Work required |
Wherever the word "history" turns up in a line of the entries, copy that line.

(Collected data entries)
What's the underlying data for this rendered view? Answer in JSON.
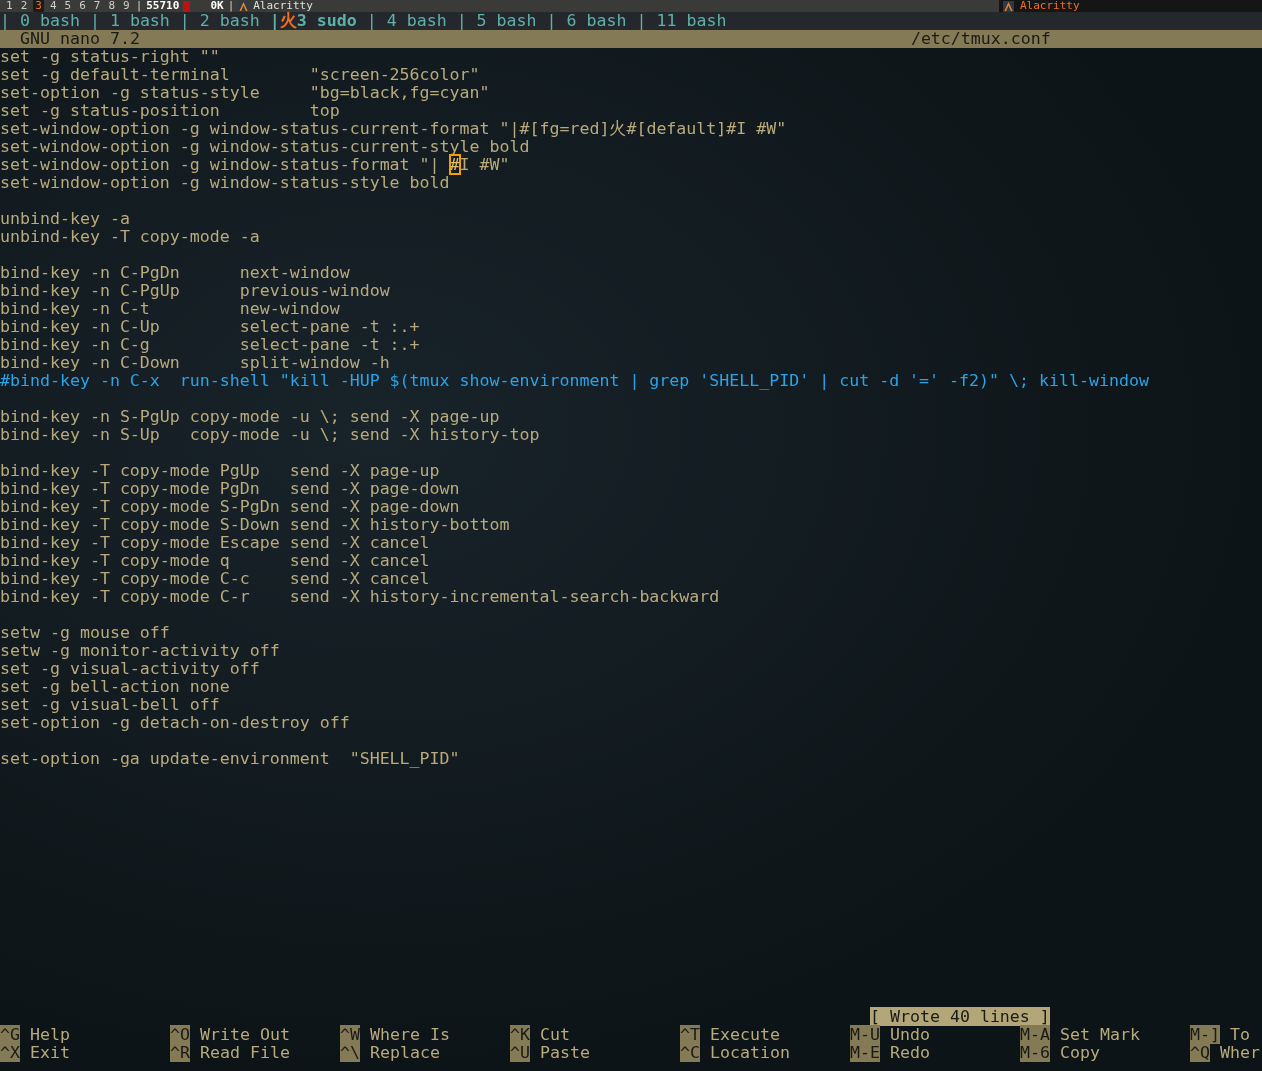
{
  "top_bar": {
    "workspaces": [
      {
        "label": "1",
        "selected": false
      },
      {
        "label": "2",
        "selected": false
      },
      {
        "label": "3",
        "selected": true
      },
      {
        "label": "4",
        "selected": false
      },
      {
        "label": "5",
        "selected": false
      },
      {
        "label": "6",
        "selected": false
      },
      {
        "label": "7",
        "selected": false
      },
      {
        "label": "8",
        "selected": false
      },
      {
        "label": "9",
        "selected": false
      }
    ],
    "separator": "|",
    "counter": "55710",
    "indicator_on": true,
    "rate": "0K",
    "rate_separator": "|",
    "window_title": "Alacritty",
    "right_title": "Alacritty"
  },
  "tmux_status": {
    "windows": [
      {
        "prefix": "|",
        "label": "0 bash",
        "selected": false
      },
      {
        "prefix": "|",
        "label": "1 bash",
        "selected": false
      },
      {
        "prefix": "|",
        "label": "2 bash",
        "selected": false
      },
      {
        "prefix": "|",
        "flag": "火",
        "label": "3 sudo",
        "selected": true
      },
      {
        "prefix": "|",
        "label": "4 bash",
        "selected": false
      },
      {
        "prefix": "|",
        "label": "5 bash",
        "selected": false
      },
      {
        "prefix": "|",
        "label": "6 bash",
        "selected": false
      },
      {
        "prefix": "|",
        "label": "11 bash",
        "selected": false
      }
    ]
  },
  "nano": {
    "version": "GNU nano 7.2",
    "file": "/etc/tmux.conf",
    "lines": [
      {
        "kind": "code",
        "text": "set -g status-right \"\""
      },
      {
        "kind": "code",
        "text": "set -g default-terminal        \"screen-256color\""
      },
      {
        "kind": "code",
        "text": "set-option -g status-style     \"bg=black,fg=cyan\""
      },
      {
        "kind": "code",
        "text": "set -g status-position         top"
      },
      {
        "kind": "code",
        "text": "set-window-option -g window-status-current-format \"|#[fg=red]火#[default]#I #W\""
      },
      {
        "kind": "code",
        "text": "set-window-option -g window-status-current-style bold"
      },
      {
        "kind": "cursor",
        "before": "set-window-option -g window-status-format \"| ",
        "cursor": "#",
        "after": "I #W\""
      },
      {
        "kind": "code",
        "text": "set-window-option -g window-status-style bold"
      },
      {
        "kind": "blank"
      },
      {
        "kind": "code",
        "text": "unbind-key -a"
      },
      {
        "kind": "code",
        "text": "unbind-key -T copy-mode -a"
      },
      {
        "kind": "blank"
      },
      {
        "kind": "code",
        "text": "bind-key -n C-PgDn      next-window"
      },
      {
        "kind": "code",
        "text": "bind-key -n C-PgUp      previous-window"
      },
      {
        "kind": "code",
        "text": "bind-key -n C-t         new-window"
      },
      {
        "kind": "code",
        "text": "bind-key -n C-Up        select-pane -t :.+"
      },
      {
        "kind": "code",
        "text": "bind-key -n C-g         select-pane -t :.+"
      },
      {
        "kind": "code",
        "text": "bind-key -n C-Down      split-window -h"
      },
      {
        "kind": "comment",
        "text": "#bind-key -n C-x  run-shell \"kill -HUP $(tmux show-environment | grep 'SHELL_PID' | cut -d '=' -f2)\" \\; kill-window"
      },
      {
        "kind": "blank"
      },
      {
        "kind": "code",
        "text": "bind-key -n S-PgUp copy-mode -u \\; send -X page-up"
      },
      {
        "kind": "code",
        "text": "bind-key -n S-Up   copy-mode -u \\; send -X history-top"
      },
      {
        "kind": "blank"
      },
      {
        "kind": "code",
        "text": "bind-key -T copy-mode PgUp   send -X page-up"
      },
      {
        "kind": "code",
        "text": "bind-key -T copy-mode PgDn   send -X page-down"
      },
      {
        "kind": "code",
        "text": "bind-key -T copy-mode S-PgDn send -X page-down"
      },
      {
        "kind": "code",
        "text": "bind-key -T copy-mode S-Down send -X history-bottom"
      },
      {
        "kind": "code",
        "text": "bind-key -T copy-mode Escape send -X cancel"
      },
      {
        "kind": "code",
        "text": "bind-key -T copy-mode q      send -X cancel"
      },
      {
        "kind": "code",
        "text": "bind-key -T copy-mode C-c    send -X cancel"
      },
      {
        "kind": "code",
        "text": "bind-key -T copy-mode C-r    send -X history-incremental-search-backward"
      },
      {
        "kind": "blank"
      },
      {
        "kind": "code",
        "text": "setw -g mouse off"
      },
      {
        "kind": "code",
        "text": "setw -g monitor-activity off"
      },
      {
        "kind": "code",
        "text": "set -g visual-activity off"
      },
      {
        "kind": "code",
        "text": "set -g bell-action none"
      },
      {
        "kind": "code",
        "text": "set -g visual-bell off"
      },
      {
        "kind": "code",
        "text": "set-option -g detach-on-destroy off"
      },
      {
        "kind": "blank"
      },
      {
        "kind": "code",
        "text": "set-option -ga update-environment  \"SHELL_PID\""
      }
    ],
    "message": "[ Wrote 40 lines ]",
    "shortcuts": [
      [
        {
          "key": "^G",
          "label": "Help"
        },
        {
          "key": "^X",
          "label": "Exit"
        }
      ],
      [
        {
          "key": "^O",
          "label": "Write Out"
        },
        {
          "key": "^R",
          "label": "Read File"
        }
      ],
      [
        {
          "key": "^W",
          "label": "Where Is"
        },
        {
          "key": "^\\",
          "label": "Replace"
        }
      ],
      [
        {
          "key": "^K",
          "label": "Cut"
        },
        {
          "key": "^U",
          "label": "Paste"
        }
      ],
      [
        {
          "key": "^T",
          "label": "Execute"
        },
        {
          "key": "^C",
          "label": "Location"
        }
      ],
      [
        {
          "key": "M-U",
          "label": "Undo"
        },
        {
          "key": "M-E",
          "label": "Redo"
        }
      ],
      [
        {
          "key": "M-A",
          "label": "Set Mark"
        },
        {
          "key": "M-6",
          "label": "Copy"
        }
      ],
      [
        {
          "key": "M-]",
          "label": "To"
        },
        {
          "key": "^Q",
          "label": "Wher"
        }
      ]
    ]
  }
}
==
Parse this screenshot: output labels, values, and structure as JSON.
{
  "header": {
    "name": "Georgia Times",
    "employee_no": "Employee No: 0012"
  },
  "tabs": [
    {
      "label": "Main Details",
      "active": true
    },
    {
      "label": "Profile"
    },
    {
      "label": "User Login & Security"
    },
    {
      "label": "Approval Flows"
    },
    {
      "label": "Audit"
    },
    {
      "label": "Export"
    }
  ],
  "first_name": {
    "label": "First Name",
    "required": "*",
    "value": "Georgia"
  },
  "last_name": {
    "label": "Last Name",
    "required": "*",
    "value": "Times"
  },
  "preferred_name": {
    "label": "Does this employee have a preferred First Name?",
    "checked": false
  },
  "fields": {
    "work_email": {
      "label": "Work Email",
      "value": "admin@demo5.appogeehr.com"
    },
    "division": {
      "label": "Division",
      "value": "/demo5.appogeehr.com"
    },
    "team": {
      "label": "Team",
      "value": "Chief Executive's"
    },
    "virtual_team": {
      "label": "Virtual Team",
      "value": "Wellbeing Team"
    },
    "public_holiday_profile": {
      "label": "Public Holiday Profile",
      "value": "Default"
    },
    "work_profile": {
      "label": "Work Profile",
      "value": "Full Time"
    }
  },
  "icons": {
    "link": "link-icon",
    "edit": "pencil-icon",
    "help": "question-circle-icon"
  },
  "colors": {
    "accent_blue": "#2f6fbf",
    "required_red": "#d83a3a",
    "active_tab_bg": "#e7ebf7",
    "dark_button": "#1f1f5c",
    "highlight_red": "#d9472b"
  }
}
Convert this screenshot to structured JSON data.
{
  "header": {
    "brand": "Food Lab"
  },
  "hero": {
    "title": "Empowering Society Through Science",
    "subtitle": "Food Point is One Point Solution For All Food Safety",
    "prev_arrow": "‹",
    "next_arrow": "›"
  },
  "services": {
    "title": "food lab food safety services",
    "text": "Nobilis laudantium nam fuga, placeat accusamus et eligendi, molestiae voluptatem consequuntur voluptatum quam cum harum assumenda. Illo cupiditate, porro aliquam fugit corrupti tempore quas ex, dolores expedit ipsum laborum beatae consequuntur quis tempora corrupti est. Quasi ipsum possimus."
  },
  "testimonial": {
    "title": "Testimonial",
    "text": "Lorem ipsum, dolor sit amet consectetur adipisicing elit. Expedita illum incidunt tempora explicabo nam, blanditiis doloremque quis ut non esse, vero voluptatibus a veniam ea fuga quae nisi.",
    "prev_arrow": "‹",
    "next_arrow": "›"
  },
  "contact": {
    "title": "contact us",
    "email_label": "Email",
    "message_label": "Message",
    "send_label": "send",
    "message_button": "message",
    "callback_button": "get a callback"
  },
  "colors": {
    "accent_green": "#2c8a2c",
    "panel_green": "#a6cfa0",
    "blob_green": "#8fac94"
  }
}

The output |
        "text": "bind-key -n S-Up   copy-mode -u \\; send -X history-top"
        "text": "bind-key -T copy-mode S-Down send -X history-bottom"
        "text": "bind-key -T copy-mode C-r    send -X history-incremental-search-backward"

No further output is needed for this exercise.